What you have to do:
Scan the lines below for the word "Retour". Copy each line you find it in.

(Collected data entries)
===

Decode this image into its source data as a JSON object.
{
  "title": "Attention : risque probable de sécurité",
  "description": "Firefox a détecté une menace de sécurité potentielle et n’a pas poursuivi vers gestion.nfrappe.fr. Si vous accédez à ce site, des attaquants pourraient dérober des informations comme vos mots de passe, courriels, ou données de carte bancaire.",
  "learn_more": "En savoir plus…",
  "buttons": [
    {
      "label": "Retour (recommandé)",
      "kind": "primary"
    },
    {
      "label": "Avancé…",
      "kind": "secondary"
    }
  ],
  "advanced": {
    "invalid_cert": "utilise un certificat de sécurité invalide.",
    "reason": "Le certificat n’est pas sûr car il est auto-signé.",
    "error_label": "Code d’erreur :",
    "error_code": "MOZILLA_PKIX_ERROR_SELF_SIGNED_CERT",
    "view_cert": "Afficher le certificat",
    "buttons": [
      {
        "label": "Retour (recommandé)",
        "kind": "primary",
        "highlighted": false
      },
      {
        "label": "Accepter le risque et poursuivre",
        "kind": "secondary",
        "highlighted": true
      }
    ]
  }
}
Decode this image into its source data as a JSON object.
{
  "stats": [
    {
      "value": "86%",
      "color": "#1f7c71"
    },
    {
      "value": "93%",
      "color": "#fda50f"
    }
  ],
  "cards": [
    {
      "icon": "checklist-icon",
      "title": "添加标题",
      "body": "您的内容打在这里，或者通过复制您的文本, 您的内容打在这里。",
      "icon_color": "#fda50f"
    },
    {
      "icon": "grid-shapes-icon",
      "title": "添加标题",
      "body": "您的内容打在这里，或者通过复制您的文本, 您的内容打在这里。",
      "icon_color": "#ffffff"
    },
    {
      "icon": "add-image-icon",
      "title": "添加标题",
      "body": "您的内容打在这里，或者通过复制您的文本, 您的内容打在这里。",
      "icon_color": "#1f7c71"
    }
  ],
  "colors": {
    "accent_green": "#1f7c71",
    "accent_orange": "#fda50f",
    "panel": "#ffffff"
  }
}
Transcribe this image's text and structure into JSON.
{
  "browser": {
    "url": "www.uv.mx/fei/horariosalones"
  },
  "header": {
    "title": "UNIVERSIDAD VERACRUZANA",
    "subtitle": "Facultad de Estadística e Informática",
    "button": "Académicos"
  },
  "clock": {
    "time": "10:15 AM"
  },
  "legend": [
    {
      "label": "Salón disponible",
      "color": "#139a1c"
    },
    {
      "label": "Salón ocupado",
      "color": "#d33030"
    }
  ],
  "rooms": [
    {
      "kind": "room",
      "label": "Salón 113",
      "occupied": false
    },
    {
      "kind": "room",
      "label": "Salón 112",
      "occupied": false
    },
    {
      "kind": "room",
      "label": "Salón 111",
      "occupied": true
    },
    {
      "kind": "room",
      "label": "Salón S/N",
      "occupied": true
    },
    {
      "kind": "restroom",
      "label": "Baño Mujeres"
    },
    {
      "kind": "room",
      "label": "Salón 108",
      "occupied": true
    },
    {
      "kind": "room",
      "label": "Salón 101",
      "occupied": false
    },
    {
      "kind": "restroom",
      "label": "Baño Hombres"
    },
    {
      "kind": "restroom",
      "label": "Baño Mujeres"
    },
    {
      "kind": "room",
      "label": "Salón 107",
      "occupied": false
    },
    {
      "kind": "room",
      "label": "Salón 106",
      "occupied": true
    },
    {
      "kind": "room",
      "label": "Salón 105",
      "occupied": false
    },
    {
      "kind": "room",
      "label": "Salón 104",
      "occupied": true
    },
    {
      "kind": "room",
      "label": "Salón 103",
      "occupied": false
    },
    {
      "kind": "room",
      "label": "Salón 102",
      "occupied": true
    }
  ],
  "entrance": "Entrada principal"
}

===

Answer to this exercise:
      "label": "Retour (recommandé)",
        "label": "Retour (recommandé)",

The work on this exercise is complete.